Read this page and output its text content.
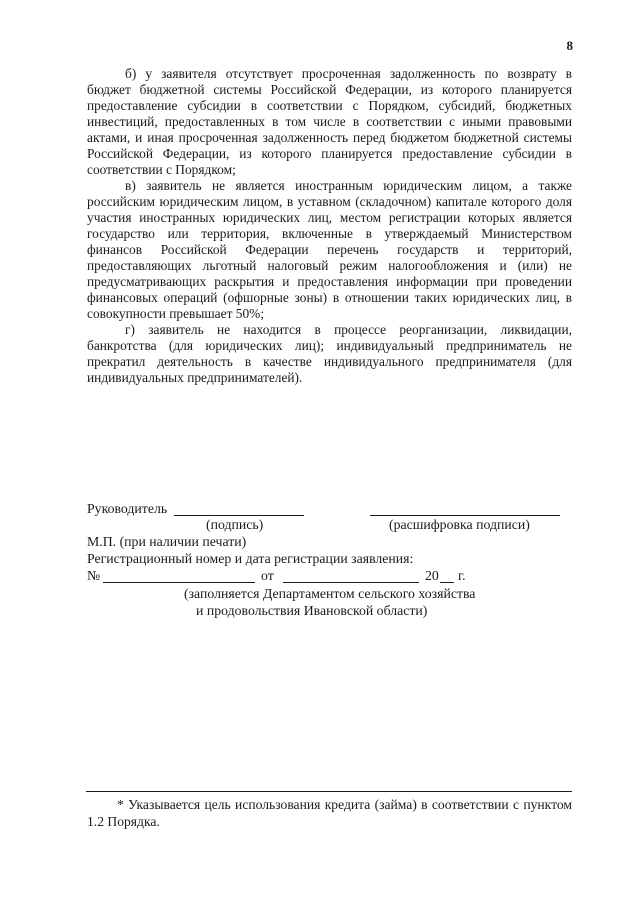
8

б) у заявителя отсутствует просроченная задолженность по возврату в бюджет бюджетной системы Российской Федерации, из которого планируется предоставление субсидии в соответствии с Порядком, субсидий, бюджетных инвестиций, предоставленных в том числе в соответствии с иными правовыми актами, и иная просроченная задолженность перед бюджетом бюджетной системы Российской Федерации, из которого планируется предоставление субсидии в соответствии с Порядком;

в) заявитель не является иностранным юридическим лицом, а также российским юридическим лицом, в уставном (складочном) капитале которого доля участия иностранных юридических лиц, местом регистрации которых является государство или территория, включенные в утверждаемый Министерством финансов Российской Федерации перечень государств и территорий, предоставляющих льготный налоговый режим налогообложения и (или) не предусматривающих раскрытия и предоставления информации при проведении финансовых операций (офшорные зоны) в отношении таких юридических лиц, в совокупности превышает 50%;

г) заявитель не находится в процессе реорганизации, ликвидации, банкротства (для юридических лиц); индивидуальный предприниматель не прекратил деятельность в качестве индивидуального предпринимателя (для индивидуальных предпринимателей).

Руководитель
(подпись)	(расшифровка подписи)
М.П. (при наличии печати)
Регистрационный номер и дата регистрации заявления:
№	от	20 г.
(заполняется Департаментом сельского хозяйства
и продовольствия Ивановской области)

* Указывается цель использования кредита (займа) в соответствии с пунктом 1.2 Порядка.
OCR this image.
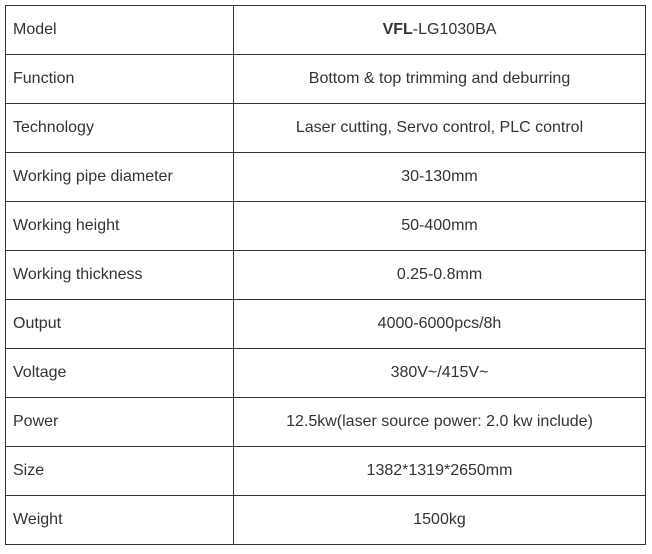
Model	VFL-LG1030BA
Function	Bottom & top trimming and deburring
Technology	Laser cutting, Servo control, PLC control
Working pipe diameter	30-130mm
Working height	50-400mm
Working thickness	0.25-0.8mm
Output	4000-6000pcs/8h
Voltage	380V~/415V~
Power	12.5kw(laser source power: 2.0 kw include)
Size	1382*1319*2650mm
Weight	1500kg
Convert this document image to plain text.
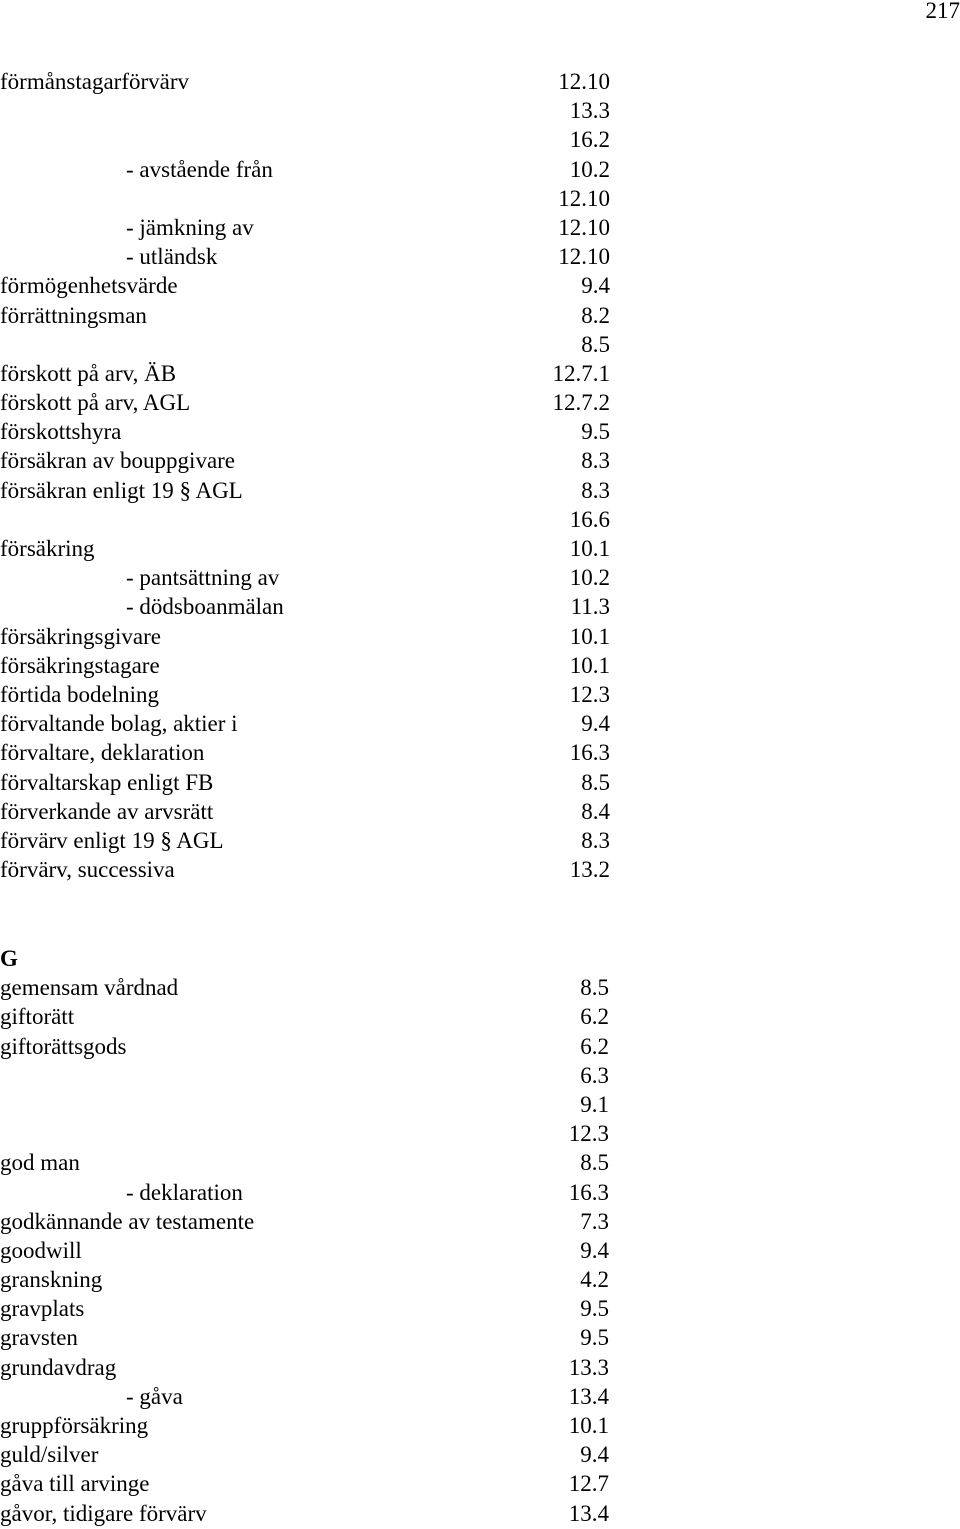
217
förmånstagarförvärv	12.10
13.3
16.2
- avstående från	10.2
12.10
- jämkning av	12.10
- utländsk	12.10
förmögenhetsvärde	9.4
förrättningsman	8.2
8.5
förskott på arv, ÄB	12.7.1
förskott på arv, AGL	12.7.2
förskottshyra	9.5
försäkran av bouppgivare	8.3
försäkran enligt 19 § AGL	8.3
16.6
försäkring	10.1
- pantsättning av	10.2
- dödsboanmälan	11.3
försäkringsgivare	10.1
försäkringstagare	10.1
förtida bodelning	12.3
förvaltande bolag, aktier i	9.4
förvaltare, deklaration	16.3
förvaltarskap enligt FB	8.5
förverkande av arvsrätt	8.4
förvärv enligt 19 § AGL	8.3
förvärv, successiva	13.2
G
gemensam vårdnad	8.5
giftorätt	6.2
giftorättsgods	6.2
6.3
9.1
12.3
god man	8.5
- deklaration	16.3
godkännande av testamente	7.3
goodwill	9.4
granskning	4.2
gravplats	9.5
gravsten	9.5
grundavdrag	13.3
- gåva	13.4
gruppförsäkring	10.1
guld/silver	9.4
gåva till arvinge	12.7
gåvor, tidigare förvärv	13.4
==============================
# [Task requirements]
Within the listing above, copy each line that has the string "text".

# [Exercise output]
Read this page and output its text content.
Convert this document image to plain text.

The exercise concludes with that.